Given exercise |
Render the material again word for word, skipping the pictures in it.

Dataset |
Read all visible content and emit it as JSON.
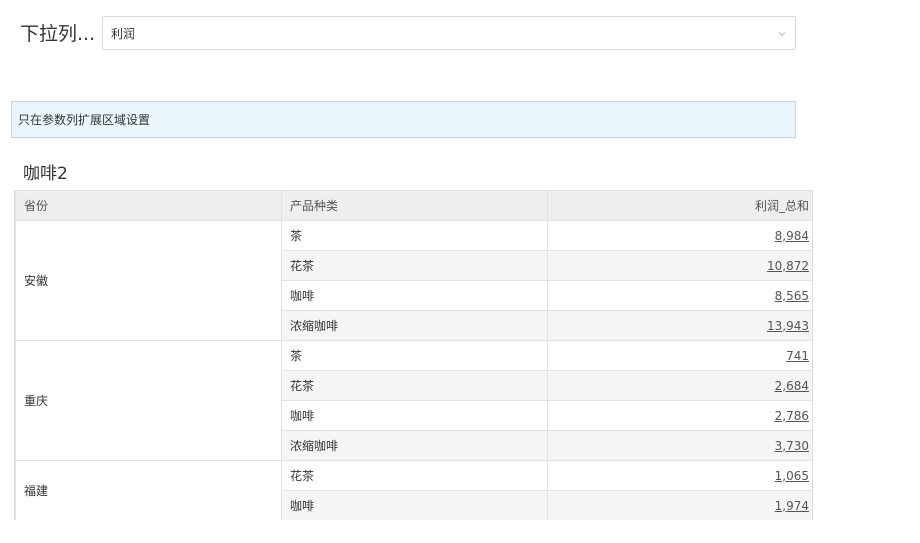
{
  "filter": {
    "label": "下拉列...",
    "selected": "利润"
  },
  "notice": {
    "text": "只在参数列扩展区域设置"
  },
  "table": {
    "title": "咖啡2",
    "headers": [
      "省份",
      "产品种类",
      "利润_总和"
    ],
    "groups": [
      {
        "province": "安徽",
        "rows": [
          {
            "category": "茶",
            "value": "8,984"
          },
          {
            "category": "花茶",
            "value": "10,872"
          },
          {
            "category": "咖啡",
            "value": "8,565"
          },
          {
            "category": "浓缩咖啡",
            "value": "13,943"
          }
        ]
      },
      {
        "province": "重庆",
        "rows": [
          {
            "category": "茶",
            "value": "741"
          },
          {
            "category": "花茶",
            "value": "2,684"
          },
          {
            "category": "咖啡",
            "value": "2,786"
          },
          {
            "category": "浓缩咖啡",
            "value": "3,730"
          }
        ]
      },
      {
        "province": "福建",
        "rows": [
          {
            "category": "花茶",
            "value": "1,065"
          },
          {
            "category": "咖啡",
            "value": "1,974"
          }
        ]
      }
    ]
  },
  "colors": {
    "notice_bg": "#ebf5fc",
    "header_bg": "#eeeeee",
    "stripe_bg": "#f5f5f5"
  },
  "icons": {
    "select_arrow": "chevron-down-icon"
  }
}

Complete output |
Read all visible content and emit it as JSON.
{
  "filter": {
    "label": "下拉列...",
    "selected": "利润"
  },
  "notice": {
    "text": "只在参数列扩展区域设置"
  },
  "table": {
    "title": "咖啡2",
    "headers": [
      "省份",
      "产品种类",
      "利润_总和"
    ],
    "groups": [
      {
        "province": "安徽",
        "rows": [
          {
            "category": "茶",
            "value": "8,984"
          },
          {
            "category": "花茶",
            "value": "10,872"
          },
          {
            "category": "咖啡",
            "value": "8,565"
          },
          {
            "category": "浓缩咖啡",
            "value": "13,943"
          }
        ]
      },
      {
        "province": "重庆",
        "rows": [
          {
            "category": "茶",
            "value": "741"
          },
          {
            "category": "花茶",
            "value": "2,684"
          },
          {
            "category": "咖啡",
            "value": "2,786"
          },
          {
            "category": "浓缩咖啡",
            "value": "3,730"
          }
        ]
      },
      {
        "province": "福建",
        "rows": [
          {
            "category": "花茶",
            "value": "1,065"
          },
          {
            "category": "咖啡",
            "value": "1,974"
          }
        ]
      }
    ]
  },
  "colors": {
    "notice_bg": "#ebf5fc",
    "header_bg": "#eeeeee",
    "stripe_bg": "#f5f5f5"
  },
  "icons": {
    "select_arrow": "chevron-down-icon"
  }
}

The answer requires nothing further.